[TASK STATEMENT] Translate into Spanish this sentence from the report on the architect’s reprimand: "The PCC found that while Kneer’s role in the project had evolved over time, he had not recorded or agreed these changes in writing with the client."
START SOURCE PASSAGE
Casper Mueller Kneer Architects director Olaf Kneer has been reprimanded by the Architects Registration Board (ARB) followings delays to a £35,000 flat refurbishment
The Barbican-based architect was issued with a reprimand by the ARB’s professional conduct committee (PCC) after he admitted unacceptable professional conduct for not providing adequate terms of engagement.
The board found the failings to be ‘a serious breach of the Architects Code [the ARB’s standards of conduct and practice] that had the potential to diminish both the architect’s reputation and that of the profession generally’.
Kneer had proposed removing and replacing the kitchen and bathroom for a client, installing new cupboards, laying new floors and decorating the property. But, following ’a prolonged period of time when the works remained incomplete’, the client complained to the ARB.
Kneer accepted that he had not entered into a written agreement with his client that adequately covered the terms of engagement, contrary to Standard 4.4 of the Architects Code, at the outset or throughout the project. Kneer accepted that he failed to meet these professional obligations, which led his client to misunderstand his role in the project.
The PCC found that while Kneer’s role in the project had evolved over time, he had not recorded or agreed these changes in writing with the client.
Kneer waived his right to have the case heard at a public hearing, meaning that the decision could be made by the PCC on the basis of the papers alone, with no need for a hearing.
On the basis of Kneer’s admission and the fact he had engaged fully in the regulatory process, the PCC decided that a reprimand, rather than a fine or suspension, was the appropriate disciplinary order.
In August 2017, Kneer was first approached by the complainant to assist with the development of a small flat. The proposed works involved removing and replacing a kitchen and bathroom, installing new cupboards and laying new floors as well as painting.
On 1 September 2017 the client and architect met to fully discuss the proposed works. Following that meeting, Kneer emailed the client setting out briefly what had been discussed and his hourly charging rates. That email did not include full terms of engagement as required under Standard 4.4 of the Architects Code. Kneer did not issue any further documentation detailing the full terms of engagement, including clear detail on the agreed scope and extent of his role.
The client had a strict timetable in place for the works to be completed in line with her professional commitments. She set a deadline of Friday 12 January 2018. The respondent prepared relevant drawings and the parties liaised about those and next steps. This included the appointment of a contractor.
END SOURCE PASSAGE
START DATASET CONTENT
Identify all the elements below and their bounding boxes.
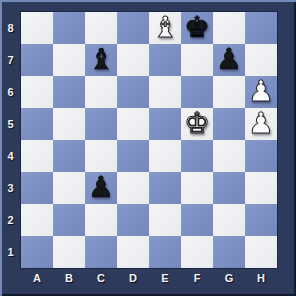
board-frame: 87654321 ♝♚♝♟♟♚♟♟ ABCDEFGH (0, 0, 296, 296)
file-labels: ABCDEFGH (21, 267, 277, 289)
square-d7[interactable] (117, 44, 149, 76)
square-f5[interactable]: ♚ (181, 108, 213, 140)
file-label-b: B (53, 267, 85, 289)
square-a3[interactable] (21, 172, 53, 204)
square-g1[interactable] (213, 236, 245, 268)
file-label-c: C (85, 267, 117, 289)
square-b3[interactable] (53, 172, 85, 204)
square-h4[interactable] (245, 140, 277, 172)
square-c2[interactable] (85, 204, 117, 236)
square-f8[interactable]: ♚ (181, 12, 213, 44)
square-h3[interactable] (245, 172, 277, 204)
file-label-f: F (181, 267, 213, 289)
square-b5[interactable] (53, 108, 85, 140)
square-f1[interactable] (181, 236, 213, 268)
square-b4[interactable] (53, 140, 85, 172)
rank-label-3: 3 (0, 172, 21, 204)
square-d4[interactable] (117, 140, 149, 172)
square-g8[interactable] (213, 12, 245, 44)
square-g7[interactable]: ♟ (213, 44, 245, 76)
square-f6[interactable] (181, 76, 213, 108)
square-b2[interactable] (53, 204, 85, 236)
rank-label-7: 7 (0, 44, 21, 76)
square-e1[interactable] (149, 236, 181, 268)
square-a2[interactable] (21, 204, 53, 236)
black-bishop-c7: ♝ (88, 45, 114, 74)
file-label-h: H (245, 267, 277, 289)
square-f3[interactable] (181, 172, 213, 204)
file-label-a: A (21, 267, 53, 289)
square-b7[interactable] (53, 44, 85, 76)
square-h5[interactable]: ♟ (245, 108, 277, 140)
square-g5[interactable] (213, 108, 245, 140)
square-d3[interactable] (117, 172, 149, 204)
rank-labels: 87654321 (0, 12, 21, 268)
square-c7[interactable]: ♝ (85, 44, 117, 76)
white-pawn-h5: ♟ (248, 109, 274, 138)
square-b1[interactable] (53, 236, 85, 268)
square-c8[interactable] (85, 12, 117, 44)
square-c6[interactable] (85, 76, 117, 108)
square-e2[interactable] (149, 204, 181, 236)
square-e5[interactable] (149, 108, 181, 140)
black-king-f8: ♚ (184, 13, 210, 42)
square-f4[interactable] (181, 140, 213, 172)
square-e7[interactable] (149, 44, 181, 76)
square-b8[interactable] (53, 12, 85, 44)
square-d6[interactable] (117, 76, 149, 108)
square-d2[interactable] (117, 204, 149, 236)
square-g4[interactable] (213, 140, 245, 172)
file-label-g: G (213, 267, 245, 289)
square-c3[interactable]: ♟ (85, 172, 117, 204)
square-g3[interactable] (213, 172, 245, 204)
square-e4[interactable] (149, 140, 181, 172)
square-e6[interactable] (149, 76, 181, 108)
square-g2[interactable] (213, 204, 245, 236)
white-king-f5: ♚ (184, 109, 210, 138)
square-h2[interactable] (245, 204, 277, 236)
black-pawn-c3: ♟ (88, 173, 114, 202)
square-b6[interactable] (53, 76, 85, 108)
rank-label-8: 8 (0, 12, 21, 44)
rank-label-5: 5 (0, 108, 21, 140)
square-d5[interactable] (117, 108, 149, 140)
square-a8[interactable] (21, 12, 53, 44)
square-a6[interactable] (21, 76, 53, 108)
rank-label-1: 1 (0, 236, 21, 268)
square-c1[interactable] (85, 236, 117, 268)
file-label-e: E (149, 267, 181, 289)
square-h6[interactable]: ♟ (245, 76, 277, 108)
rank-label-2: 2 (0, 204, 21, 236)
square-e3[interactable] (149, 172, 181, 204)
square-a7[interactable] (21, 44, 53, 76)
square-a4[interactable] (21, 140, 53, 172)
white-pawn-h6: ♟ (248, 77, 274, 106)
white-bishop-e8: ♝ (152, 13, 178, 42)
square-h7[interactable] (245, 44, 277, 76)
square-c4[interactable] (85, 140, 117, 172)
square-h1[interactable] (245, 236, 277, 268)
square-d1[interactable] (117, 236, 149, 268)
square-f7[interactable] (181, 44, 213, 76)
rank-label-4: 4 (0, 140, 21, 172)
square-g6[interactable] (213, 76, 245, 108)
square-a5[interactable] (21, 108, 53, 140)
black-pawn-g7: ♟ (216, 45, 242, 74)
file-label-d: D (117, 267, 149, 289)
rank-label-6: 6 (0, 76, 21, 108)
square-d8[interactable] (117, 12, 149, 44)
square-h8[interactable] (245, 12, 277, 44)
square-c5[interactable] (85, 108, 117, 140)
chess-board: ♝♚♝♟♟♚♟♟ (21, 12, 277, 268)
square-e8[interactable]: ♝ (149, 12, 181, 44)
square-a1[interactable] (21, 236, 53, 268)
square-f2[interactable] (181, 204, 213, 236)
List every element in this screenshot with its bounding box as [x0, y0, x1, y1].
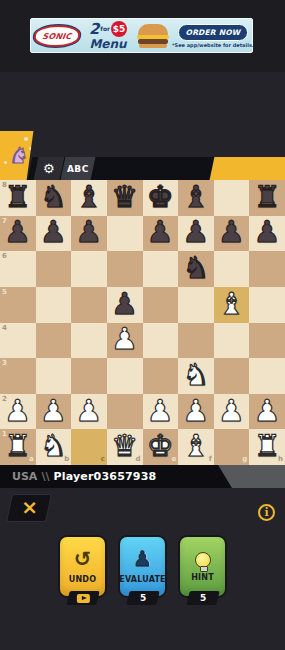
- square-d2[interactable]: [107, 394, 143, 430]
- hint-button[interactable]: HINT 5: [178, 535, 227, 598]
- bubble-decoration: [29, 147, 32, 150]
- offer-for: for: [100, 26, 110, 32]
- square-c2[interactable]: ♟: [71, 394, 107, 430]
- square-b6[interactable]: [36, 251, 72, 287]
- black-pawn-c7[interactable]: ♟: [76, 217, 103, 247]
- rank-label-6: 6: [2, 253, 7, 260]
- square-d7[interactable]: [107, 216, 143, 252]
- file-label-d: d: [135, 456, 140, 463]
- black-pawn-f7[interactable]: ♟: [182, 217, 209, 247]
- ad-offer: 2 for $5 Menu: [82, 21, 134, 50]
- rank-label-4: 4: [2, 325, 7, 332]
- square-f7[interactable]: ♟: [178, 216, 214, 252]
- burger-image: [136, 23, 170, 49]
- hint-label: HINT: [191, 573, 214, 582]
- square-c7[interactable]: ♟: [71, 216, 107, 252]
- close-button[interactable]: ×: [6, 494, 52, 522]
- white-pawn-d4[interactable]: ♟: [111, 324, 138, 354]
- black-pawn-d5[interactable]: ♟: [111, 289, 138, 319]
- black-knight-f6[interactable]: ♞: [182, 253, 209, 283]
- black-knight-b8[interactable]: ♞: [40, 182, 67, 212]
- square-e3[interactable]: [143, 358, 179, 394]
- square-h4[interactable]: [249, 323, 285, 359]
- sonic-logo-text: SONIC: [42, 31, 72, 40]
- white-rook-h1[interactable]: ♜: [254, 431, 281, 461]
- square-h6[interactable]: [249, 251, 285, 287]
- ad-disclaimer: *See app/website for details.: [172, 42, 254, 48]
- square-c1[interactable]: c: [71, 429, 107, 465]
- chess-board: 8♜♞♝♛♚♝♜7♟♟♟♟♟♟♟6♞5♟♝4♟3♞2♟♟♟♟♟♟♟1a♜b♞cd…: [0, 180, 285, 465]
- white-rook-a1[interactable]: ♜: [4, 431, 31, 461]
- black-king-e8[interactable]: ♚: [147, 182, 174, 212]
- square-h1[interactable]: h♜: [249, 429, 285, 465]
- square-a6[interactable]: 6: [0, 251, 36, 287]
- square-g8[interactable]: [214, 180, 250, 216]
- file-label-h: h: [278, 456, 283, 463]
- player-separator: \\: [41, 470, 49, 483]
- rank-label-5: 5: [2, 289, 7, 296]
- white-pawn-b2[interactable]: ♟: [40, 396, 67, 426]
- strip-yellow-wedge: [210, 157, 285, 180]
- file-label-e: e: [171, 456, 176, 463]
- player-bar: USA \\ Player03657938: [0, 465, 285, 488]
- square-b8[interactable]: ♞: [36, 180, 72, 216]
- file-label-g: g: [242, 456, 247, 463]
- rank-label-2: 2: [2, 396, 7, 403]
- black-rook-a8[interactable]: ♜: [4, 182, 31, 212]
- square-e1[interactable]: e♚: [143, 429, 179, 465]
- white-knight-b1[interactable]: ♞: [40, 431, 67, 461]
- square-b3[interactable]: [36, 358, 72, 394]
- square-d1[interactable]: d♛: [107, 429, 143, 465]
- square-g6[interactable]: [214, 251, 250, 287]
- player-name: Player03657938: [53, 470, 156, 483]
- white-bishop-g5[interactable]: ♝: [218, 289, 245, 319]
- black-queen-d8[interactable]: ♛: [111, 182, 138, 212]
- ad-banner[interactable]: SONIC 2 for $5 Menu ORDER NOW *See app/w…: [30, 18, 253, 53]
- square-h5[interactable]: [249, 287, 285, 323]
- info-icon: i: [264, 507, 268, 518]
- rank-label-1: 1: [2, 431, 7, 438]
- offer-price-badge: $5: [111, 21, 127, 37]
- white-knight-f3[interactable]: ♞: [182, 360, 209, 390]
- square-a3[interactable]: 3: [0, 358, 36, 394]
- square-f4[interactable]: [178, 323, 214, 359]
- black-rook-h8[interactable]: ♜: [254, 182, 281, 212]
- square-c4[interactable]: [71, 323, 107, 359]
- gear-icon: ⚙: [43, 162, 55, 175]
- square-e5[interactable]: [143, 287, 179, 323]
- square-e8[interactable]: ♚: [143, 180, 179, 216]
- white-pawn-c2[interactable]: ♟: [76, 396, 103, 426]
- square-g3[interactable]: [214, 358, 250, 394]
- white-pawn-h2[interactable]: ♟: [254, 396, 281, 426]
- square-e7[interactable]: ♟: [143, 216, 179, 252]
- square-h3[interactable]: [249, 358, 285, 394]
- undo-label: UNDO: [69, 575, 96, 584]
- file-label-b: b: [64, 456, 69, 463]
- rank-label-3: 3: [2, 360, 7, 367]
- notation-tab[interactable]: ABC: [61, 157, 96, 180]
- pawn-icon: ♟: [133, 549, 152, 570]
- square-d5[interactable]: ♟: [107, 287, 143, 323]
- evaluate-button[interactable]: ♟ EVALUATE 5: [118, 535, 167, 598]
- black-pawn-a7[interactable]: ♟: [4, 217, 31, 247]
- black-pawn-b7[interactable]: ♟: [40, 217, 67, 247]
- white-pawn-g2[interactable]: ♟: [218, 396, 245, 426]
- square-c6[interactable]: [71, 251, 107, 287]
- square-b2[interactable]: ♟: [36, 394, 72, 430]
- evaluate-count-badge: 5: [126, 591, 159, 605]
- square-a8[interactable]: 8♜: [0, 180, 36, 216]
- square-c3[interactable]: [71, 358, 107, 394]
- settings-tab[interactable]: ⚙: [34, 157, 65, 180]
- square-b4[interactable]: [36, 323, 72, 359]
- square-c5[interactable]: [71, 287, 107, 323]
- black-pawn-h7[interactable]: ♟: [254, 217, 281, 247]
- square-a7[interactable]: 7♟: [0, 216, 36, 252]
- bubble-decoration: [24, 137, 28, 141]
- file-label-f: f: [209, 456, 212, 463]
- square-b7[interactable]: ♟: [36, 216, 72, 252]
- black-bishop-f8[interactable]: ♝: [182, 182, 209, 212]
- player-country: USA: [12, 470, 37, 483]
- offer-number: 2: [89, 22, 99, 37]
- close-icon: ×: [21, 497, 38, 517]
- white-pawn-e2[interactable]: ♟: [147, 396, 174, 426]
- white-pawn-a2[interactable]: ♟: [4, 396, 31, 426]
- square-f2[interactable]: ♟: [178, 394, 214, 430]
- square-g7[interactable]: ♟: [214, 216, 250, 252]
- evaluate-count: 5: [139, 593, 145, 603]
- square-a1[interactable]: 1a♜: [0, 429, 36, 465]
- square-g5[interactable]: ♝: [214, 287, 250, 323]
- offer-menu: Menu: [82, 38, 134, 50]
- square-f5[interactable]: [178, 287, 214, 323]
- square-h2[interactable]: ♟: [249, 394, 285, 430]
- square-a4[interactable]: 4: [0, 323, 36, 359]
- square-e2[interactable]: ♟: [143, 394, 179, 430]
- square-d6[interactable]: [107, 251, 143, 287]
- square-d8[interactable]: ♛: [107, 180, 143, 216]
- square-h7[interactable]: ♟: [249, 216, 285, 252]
END DATASET CONTENT
[EXERCISE RESPONSE] El PCC determinó que, aunque el papel de Kneer en el proyecto había evolucionado con el tiempo, no había dejado constancia de estos cambios ni los había acordado por escrito con la clienta.